DIRECTIONS FOR THIS TASK:
For the data that follows, report how many lines contain the word "Armed", and nothing else.

(Dataset records on visual material)
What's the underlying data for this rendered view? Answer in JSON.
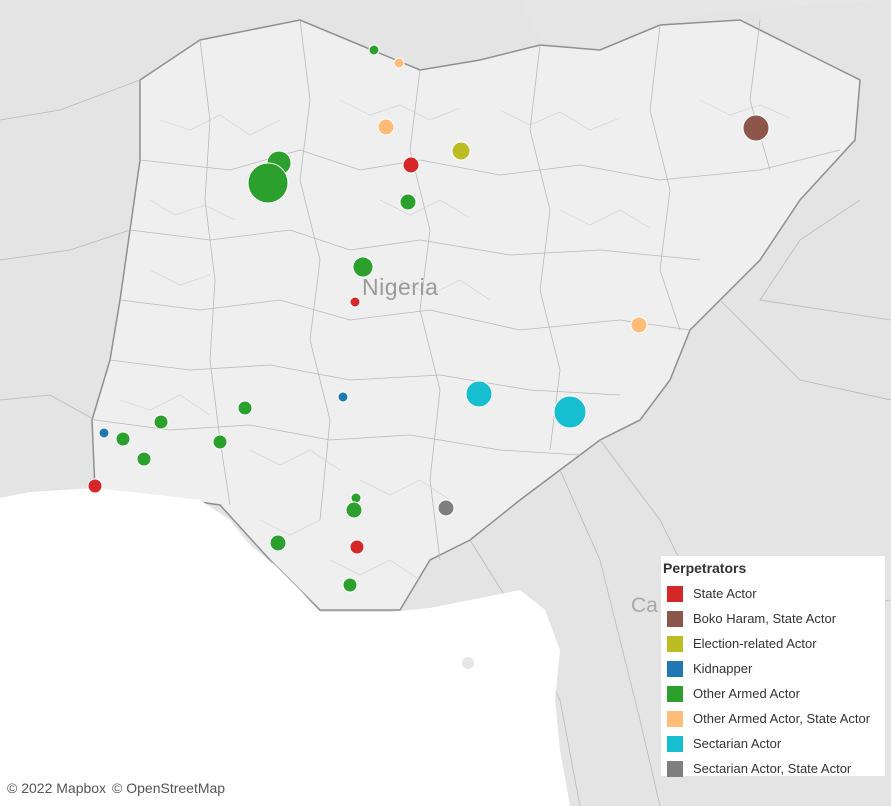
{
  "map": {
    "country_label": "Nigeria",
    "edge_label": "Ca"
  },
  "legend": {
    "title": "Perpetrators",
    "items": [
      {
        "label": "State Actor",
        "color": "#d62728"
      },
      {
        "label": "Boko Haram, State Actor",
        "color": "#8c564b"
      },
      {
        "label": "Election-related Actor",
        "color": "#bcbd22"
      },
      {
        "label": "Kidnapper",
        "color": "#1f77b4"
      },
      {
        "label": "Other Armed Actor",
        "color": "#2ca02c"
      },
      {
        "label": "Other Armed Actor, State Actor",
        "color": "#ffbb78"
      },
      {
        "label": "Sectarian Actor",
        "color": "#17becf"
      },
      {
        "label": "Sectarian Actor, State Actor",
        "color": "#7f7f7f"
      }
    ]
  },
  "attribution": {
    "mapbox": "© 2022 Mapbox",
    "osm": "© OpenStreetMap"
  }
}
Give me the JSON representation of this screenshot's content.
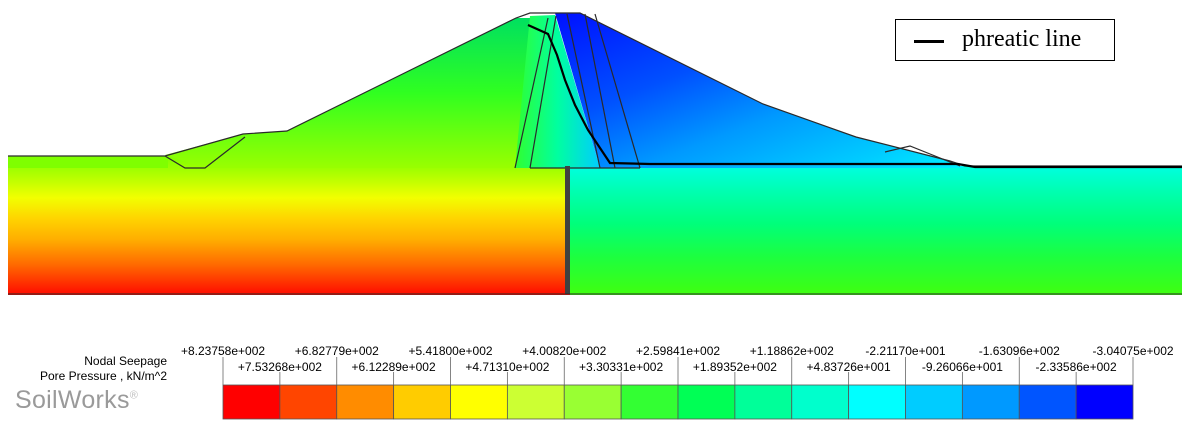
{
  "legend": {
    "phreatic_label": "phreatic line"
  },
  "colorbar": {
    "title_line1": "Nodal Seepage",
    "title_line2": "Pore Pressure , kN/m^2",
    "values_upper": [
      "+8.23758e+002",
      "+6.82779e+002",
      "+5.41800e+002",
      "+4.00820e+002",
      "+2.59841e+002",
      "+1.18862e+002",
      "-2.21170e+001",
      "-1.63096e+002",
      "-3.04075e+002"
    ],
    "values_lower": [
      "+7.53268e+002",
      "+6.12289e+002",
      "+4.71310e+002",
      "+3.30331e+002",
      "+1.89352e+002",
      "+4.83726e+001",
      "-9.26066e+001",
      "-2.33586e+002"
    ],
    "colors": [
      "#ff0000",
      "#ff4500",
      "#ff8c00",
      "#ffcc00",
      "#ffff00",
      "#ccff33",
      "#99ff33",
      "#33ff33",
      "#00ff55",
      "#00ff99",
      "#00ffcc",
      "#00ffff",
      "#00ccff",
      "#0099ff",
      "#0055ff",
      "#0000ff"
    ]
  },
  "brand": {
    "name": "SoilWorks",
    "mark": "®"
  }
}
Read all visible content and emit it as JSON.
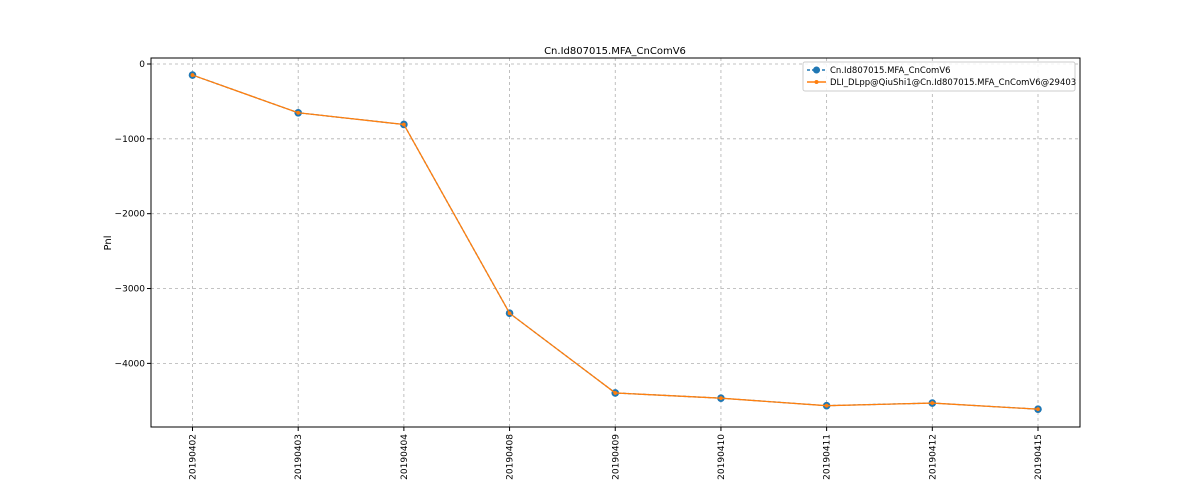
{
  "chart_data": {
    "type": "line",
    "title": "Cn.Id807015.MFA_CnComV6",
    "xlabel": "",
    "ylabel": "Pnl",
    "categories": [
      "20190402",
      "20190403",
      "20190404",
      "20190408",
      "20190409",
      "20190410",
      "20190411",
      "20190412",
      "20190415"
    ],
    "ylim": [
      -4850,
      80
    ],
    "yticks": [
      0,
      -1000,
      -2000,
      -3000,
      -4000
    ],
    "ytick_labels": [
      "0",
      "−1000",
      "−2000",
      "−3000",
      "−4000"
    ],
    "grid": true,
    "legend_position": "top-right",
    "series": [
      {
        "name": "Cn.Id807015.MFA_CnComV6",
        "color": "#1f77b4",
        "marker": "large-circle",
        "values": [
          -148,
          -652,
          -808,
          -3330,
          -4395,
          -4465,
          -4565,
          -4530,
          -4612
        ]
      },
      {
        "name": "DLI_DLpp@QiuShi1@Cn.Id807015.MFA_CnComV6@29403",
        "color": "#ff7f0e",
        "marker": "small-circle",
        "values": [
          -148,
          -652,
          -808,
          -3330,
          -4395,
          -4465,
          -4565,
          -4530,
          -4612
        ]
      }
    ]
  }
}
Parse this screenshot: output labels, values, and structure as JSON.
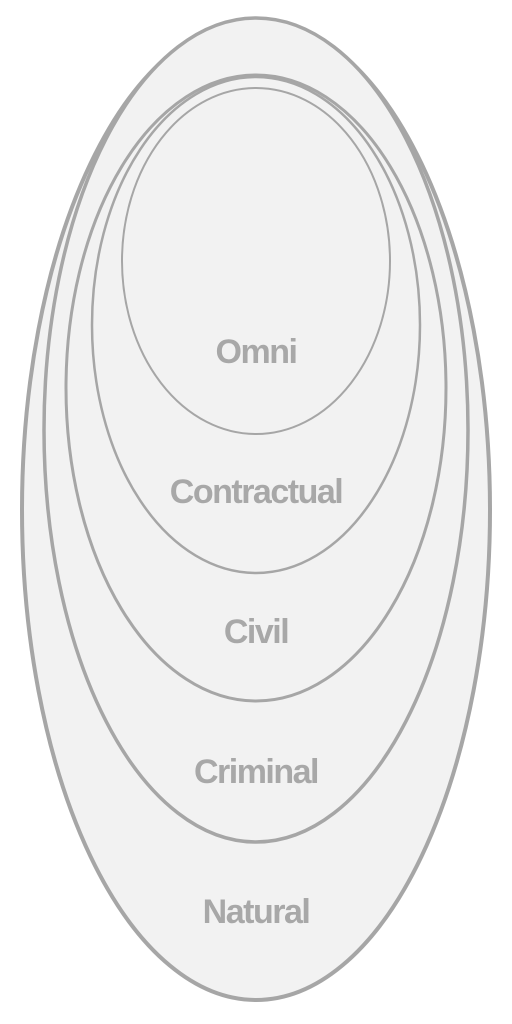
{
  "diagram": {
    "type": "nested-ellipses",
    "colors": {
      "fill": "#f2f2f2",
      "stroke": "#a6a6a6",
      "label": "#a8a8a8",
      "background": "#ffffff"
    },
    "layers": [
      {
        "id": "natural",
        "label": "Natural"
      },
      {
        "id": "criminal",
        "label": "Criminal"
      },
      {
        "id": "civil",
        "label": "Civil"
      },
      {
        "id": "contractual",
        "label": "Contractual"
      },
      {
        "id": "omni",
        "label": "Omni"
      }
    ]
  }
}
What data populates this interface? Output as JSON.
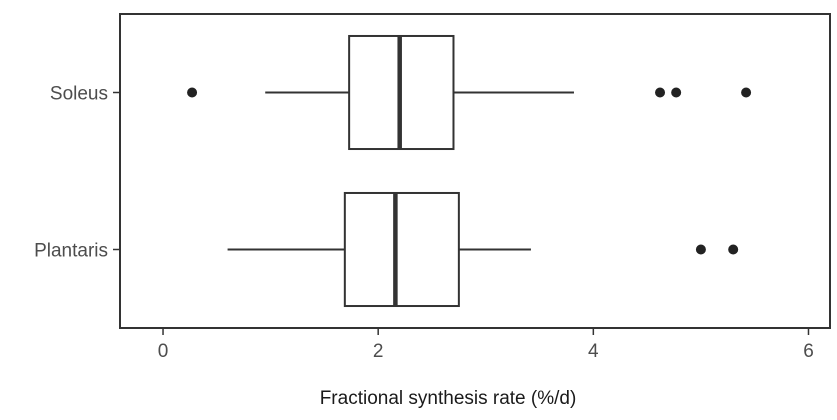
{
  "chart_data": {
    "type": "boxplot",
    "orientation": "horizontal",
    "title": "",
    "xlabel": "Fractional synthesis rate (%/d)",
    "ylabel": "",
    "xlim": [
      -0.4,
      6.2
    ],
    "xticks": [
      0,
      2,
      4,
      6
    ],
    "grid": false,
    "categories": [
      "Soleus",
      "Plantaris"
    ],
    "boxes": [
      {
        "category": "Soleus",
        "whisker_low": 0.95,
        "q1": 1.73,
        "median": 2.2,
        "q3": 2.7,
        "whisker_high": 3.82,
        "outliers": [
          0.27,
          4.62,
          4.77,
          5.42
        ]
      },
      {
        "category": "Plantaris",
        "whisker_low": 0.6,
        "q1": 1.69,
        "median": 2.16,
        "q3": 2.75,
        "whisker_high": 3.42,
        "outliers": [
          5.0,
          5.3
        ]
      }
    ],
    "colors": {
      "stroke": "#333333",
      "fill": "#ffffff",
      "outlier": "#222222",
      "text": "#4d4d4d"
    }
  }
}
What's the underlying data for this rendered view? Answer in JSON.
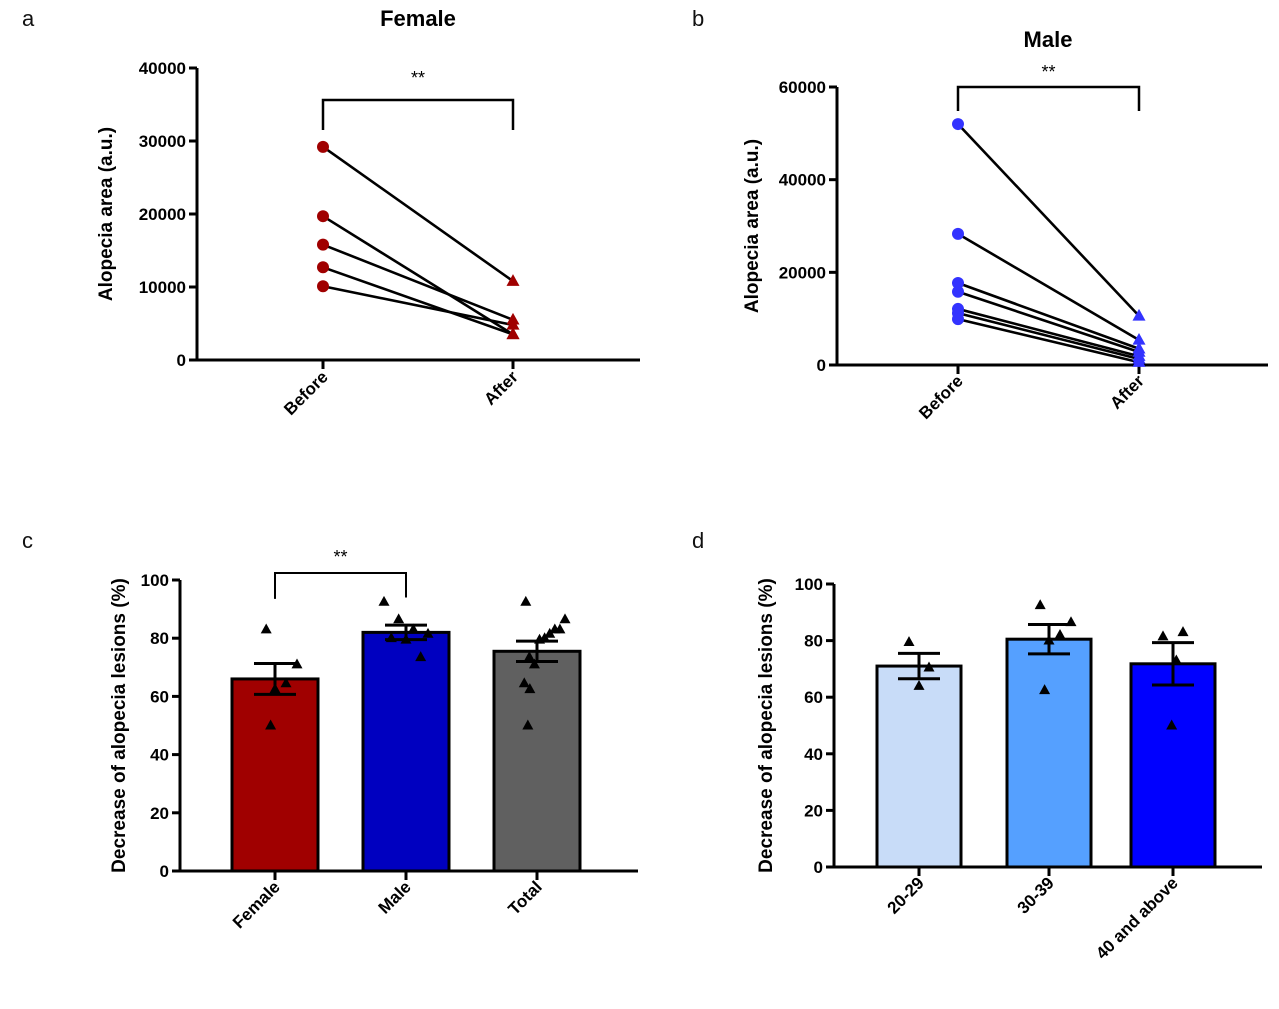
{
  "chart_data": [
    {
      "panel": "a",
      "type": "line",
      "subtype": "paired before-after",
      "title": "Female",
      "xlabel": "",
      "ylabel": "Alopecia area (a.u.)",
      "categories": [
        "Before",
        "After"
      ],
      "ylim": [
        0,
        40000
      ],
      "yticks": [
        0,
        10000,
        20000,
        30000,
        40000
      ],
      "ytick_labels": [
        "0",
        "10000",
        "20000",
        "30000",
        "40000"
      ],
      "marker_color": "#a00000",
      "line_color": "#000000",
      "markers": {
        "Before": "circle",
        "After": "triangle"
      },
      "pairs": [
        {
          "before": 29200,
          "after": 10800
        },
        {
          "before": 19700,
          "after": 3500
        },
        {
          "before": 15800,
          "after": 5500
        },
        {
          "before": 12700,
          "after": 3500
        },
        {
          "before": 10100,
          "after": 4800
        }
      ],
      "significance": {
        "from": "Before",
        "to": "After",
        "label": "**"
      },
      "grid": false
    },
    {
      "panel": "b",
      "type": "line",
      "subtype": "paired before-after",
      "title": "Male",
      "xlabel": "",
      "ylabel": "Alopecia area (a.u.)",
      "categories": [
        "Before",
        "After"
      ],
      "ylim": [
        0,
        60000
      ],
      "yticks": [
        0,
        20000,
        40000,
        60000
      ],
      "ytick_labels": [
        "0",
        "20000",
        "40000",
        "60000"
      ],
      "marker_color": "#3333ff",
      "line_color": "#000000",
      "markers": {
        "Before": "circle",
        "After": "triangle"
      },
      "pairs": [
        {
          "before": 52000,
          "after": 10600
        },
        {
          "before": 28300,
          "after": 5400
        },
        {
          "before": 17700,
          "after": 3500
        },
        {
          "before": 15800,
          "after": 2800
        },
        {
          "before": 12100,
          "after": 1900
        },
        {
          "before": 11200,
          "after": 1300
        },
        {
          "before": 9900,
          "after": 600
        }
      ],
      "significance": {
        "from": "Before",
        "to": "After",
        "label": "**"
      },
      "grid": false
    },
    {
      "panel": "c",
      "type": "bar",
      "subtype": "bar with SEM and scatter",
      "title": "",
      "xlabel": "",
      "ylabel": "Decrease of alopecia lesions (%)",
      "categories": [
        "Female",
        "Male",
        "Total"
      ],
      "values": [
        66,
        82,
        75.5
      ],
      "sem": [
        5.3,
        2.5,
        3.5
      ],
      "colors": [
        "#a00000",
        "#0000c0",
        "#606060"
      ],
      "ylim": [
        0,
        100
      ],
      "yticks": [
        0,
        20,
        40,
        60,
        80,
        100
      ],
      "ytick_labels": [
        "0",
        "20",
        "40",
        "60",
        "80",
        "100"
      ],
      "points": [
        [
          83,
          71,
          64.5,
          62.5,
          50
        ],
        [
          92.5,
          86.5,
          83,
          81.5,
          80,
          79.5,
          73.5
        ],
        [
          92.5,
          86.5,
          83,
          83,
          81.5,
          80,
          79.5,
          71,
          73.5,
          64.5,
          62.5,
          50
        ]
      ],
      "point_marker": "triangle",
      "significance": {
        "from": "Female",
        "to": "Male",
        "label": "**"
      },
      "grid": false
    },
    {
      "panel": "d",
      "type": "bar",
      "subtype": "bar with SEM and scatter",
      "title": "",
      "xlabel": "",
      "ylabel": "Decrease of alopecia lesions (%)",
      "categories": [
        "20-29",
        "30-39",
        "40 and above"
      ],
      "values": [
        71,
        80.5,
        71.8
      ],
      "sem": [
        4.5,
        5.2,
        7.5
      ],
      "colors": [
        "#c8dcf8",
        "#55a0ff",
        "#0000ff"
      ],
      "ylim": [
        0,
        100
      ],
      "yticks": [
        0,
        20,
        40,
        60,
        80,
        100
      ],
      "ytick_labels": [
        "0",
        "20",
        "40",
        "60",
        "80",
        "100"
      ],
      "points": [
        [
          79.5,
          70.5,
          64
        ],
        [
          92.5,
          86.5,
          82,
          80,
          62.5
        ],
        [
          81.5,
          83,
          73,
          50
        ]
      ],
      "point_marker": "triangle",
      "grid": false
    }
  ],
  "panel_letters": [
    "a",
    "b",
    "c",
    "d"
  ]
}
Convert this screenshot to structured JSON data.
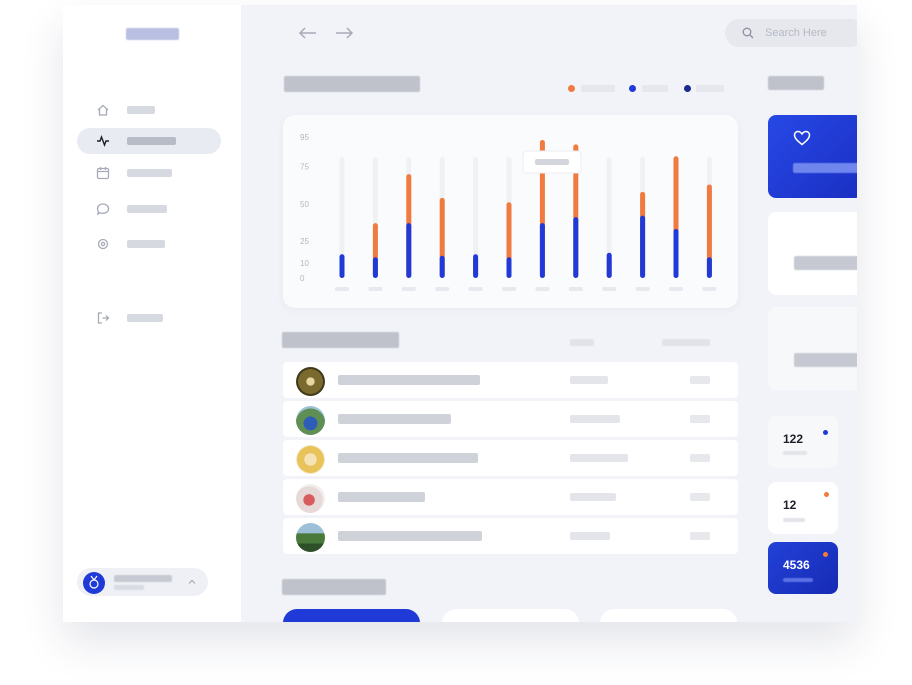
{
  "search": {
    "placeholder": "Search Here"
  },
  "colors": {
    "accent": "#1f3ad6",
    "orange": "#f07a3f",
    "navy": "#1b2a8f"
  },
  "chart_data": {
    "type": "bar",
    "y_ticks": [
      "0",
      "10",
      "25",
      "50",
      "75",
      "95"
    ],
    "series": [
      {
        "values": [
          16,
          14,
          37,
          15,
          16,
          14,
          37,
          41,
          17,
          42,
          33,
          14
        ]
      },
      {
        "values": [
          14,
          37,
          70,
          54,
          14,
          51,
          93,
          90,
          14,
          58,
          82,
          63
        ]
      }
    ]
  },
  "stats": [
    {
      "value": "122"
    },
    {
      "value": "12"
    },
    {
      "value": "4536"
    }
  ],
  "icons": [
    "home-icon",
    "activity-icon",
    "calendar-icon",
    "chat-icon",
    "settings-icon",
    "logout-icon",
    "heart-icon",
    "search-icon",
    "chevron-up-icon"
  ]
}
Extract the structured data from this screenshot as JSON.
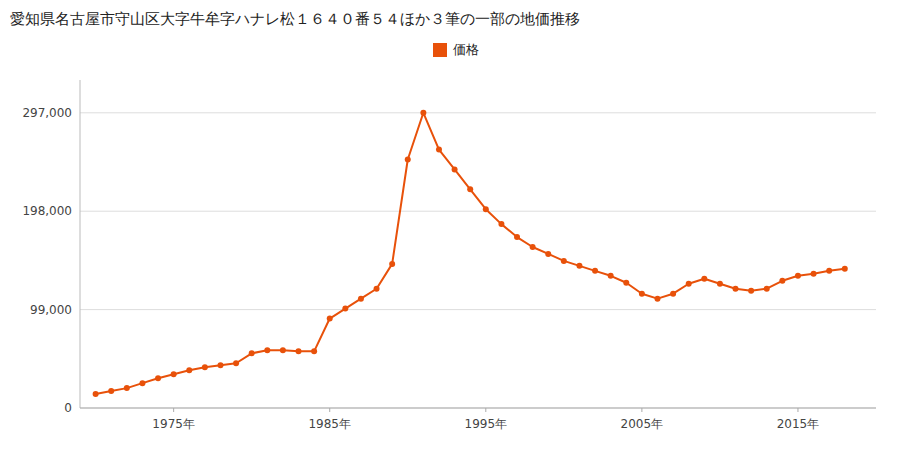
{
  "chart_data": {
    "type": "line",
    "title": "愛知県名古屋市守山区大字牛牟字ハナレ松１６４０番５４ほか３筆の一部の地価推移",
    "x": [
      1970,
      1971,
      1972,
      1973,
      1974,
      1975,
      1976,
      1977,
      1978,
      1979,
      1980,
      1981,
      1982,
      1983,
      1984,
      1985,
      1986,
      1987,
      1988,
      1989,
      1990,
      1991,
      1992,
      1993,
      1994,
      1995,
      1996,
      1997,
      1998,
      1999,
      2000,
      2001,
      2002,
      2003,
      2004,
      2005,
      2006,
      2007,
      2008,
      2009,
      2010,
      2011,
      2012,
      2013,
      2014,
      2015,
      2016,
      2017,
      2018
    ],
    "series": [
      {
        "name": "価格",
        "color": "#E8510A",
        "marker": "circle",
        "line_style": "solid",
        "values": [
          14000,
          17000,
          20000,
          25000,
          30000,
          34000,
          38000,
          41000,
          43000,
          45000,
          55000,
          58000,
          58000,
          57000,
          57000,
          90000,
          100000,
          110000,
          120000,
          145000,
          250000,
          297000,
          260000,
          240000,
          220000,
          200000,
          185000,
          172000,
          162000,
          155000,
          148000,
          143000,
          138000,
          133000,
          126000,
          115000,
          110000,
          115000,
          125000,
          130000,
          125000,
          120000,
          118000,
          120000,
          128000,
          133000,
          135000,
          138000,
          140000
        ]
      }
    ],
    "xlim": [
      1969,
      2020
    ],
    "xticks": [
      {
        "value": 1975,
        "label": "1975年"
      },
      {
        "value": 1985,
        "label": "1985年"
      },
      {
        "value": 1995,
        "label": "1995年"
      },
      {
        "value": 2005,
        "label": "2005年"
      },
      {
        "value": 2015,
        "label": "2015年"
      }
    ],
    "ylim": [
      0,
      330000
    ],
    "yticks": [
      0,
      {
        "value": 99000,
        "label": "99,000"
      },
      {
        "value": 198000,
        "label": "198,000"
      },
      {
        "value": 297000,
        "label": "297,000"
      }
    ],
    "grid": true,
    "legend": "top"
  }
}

ANSWER TO THIS TASK:
2